>> begin Task inputs

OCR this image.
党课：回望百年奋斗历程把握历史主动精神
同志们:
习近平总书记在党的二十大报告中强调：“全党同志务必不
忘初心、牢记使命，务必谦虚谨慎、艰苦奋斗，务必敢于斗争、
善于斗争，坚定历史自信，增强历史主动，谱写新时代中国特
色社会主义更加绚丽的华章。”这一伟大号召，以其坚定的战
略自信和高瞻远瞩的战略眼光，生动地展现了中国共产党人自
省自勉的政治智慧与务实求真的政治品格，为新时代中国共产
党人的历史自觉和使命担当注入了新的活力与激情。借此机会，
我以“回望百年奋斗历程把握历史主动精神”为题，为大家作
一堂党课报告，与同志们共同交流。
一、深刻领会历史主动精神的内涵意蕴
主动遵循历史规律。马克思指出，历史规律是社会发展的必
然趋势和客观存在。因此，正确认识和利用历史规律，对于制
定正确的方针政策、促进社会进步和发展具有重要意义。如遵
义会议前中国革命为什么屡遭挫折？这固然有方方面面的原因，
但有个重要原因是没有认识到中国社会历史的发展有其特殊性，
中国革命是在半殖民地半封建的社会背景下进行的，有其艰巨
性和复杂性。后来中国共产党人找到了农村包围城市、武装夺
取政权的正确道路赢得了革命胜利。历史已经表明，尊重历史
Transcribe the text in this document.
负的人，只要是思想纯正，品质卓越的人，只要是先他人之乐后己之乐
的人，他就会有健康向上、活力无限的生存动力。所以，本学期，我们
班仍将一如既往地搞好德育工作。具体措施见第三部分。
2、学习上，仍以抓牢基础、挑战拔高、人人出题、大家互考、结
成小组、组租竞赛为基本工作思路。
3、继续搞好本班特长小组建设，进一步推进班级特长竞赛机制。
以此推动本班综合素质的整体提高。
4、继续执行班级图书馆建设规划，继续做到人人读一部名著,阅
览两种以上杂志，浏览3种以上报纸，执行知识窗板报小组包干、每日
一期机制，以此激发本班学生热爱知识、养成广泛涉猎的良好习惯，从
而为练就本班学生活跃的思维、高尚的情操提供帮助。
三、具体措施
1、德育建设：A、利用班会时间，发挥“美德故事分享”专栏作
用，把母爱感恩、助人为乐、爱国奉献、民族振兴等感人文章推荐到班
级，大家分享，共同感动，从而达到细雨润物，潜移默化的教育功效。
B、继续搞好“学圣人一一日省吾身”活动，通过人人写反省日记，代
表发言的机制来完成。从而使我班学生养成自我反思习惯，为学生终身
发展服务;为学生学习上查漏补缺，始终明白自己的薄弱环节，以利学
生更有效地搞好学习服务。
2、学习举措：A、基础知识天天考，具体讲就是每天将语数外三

>> end Task inputs

◆ Exercise brief ◆
Each line of the material should be echoed exactly.

◆ In response ◆
OCR this image.
党课：回望百年奋斗历程把握历史主动精神
同志们:
习近平总书记在党的二十大报告中强调：“全党同志务必不
忘初心、牢记使命，务必谦虚谨慎、艰苦奋斗，务必敢于斗争、
善于斗争，坚定历史自信，增强历史主动，谱写新时代中国特
色社会主义更加绚丽的华章。”这一伟大号召，以其坚定的战
略自信和高瞻远瞩的战略眼光，生动地展现了中国共产党人自
省自勉的政治智慧与务实求真的政治品格，为新时代中国共产
党人的历史自觉和使命担当注入了新的活力与激情。借此机会，
我以“回望百年奋斗历程把握历史主动精神”为题，为大家作
一堂党课报告，与同志们共同交流。
一、深刻领会历史主动精神的内涵意蕴
主动遵循历史规律。马克思指出，历史规律是社会发展的必
然趋势和客观存在。因此，正确认识和利用历史规律，对于制
定正确的方针政策、促进社会进步和发展具有重要意义。如遵
义会议前中国革命为什么屡遭挫折？这固然有方方面面的原因，
但有个重要原因是没有认识到中国社会历史的发展有其特殊性，
中国革命是在半殖民地半封建的社会背景下进行的，有其艰巨
性和复杂性。后来中国共产党人找到了农村包围城市、武装夺
取政权的正确道路赢得了革命胜利。历史已经表明，尊重历史
Transcribe the text in this document.
负的人，只要是思想纯正，品质卓越的人，只要是先他人之乐后己之乐
的人，他就会有健康向上、活力无限的生存动力。所以，本学期，我们
班仍将一如既往地搞好德育工作。具体措施见第三部分。
2、学习上，仍以抓牢基础、挑战拔高、人人出题、大家互考、结
成小组、组租竞赛为基本工作思路。
3、继续搞好本班特长小组建设，进一步推进班级特长竞赛机制。
以此推动本班综合素质的整体提高。
4、继续执行班级图书馆建设规划，继续做到人人读一部名著,阅
览两种以上杂志，浏览3种以上报纸，执行知识窗板报小组包干、每日
一期机制，以此激发本班学生热爱知识、养成广泛涉猎的良好习惯，从
而为练就本班学生活跃的思维、高尚的情操提供帮助。
三、具体措施
1、德育建设：A、利用班会时间，发挥“美德故事分享”专栏作
用，把母爱感恩、助人为乐、爱国奉献、民族振兴等感人文章推荐到班
级，大家分享，共同感动，从而达到细雨润物，潜移默化的教育功效。
B、继续搞好“学圣人一一日省吾身”活动，通过人人写反省日记，代
表发言的机制来完成。从而使我班学生养成自我反思习惯，为学生终身
发展服务;为学生学习上查漏补缺，始终明白自己的薄弱环节，以利学
生更有效地搞好学习服务。
2、学习举措：A、基础知识天天考，具体讲就是每天将语数外三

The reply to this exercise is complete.